[Some records]
BEGIN
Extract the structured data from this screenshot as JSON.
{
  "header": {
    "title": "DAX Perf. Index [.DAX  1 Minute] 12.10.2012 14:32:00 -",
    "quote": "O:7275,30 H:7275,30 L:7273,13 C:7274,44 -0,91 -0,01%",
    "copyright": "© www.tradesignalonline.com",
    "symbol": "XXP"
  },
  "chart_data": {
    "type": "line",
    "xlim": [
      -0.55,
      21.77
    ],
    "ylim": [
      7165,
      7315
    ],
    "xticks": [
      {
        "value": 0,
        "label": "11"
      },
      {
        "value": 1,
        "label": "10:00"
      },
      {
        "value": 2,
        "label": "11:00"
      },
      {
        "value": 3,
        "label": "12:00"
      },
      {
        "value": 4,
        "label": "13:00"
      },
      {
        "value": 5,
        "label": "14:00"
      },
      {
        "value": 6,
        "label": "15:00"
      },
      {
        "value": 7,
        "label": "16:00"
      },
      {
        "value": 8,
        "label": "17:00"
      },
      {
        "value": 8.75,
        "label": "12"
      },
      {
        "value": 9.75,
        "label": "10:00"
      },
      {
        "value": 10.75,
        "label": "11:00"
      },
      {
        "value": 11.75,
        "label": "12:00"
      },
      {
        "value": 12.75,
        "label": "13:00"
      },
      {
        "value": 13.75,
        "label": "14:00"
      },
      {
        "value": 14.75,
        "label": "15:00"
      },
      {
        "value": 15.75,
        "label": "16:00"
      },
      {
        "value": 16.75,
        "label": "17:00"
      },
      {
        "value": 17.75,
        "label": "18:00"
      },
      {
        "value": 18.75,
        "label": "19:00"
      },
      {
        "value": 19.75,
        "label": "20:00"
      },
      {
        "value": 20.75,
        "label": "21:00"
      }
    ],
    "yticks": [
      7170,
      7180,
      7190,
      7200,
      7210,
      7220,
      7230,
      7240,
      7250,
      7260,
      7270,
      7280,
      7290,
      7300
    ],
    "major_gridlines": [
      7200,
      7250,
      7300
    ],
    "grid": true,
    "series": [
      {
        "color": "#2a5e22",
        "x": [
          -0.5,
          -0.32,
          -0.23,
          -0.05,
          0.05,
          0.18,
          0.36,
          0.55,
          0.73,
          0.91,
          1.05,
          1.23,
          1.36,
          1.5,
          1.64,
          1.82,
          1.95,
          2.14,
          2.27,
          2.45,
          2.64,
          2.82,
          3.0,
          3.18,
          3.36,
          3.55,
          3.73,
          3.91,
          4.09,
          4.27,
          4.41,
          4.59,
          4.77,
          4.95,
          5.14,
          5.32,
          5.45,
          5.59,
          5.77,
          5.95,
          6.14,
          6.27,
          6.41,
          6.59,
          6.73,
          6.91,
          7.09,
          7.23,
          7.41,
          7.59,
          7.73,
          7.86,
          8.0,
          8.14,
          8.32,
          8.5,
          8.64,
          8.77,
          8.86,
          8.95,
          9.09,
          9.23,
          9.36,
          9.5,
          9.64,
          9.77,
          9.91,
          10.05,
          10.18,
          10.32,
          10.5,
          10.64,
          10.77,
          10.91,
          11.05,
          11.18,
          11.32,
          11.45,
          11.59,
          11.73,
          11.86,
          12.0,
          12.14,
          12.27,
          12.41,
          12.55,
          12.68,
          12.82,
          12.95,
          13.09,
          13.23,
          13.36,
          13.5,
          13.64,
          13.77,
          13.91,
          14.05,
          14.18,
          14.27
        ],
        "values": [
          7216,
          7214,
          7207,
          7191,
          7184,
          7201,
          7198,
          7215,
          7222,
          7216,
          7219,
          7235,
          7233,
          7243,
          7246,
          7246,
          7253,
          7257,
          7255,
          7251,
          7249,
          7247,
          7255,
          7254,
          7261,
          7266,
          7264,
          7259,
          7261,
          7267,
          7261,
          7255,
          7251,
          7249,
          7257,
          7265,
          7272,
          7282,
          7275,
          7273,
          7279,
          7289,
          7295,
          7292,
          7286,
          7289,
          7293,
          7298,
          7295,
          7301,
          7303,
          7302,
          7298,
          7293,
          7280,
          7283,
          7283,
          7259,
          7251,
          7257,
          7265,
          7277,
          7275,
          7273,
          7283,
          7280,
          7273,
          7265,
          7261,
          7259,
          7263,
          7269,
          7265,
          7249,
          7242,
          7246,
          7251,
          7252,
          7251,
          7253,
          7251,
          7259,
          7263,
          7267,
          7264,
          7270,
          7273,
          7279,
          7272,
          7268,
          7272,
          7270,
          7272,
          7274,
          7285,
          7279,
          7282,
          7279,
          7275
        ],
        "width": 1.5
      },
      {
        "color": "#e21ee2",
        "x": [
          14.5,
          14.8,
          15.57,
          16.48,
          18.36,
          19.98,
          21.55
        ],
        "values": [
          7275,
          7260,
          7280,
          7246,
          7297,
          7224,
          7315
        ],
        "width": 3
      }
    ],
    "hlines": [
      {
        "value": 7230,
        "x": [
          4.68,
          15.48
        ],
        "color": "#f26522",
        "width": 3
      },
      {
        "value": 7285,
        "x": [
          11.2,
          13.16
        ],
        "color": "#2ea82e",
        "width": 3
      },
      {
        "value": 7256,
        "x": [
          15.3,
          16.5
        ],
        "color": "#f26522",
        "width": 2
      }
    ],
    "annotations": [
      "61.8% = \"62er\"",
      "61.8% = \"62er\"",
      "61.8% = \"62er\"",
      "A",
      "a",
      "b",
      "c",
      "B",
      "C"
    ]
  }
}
END
**EXERCISE TASK**
Check each line of the records for the word "color", and show the lines that contain it.

**EXERCISE OUTPUT**
        "color": "#2a5e22",
        "color": "#e21ee2",
        "color": "#f26522",
        "color": "#2ea82e",
        "color": "#f26522",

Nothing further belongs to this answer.